- [Required task]: Copy all of the material word for word, except for the pictures.

● ● ● ● ● ● ●

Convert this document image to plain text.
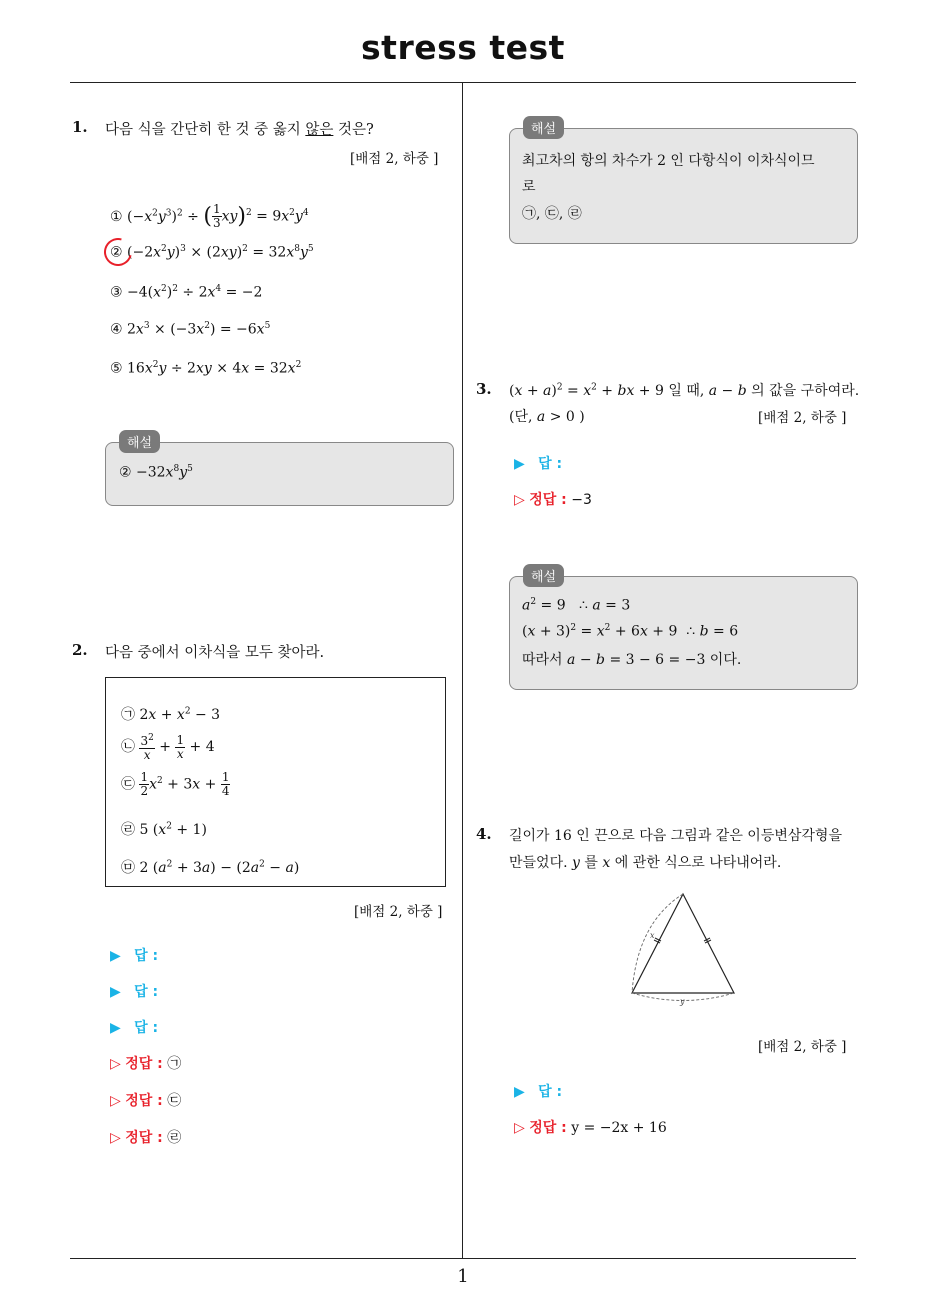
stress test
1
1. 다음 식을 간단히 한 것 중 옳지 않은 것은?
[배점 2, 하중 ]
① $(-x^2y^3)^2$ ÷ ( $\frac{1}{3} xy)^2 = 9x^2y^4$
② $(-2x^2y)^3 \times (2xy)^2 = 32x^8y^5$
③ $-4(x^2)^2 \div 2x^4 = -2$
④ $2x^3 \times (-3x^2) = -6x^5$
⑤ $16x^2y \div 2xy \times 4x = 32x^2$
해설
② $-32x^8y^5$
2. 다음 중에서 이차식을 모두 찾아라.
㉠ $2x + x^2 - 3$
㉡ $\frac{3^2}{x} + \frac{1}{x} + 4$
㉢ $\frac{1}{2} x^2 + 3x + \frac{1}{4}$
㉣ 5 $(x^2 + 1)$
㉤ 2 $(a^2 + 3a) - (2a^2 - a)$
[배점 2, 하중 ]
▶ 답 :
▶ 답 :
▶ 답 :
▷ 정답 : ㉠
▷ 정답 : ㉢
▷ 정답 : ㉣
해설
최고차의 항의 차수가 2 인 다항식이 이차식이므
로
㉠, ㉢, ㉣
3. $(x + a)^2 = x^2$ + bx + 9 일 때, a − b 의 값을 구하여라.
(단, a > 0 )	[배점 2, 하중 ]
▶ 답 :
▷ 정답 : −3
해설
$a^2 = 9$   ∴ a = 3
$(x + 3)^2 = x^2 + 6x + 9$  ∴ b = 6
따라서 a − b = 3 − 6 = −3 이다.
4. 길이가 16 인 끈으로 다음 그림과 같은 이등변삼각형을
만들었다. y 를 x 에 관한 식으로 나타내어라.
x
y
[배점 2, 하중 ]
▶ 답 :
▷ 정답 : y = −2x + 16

● ● ● ● ● ● ●

- [Output for this task]:
Convert this document image to plain text.
stress test
1
1. 다음 식을 간단히 한 것 중 옳지 않은 것은?
[배점 2, 하중 ]
① $(-x^2y^3)^2$ ÷ ( $\frac{1}{3} xy)^2 = 9x^2y^4$
② $(-2x^2y)^3 \times (2xy)^2 = 32x^8y^5$
③ $-4(x^2)^2 \div 2x^4 = -2$
④ $2x^3 \times (-3x^2) = -6x^5$
⑤ $16x^2y \div 2xy \times 4x = 32x^2$
해설
② $-32x^8y^5$
2. 다음 중에서 이차식을 모두 찾아라.
㉠ $2x + x^2 - 3$
㉡ $\frac{3^2}{x} + \frac{1}{x} + 4$
㉢ $\frac{1}{2} x^2 + 3x + \frac{1}{4}$
㉣ 5 $(x^2 + 1)$
㉤ 2 $(a^2 + 3a) - (2a^2 - a)$
[배점 2, 하중 ]
▶ 답 :
▶ 답 :
▶ 답 :
▷ 정답 : ㉠
▷ 정답 : ㉢
▷ 정답 : ㉣
해설
최고차의 항의 차수가 2 인 다항식이 이차식이므
로
㉠, ㉢, ㉣
3. $(x + a)^2 = x^2$ + bx + 9 일 때, a − b 의 값을 구하여라.
(단, a > 0 )	[배점 2, 하중 ]
▶ 답 :
▷ 정답 : −3
해설
$a^2 = 9$   ∴ a = 3
$(x + 3)^2 = x^2 + 6x + 9$  ∴ b = 6
따라서 a − b = 3 − 6 = −3 이다.
4. 길이가 16 인 끈으로 다음 그림과 같은 이등변삼각형을
만들었다. y 를 x 에 관한 식으로 나타내어라.
x
y
[배점 2, 하중 ]
▶ 답 :
▷ 정답 : y = −2x + 16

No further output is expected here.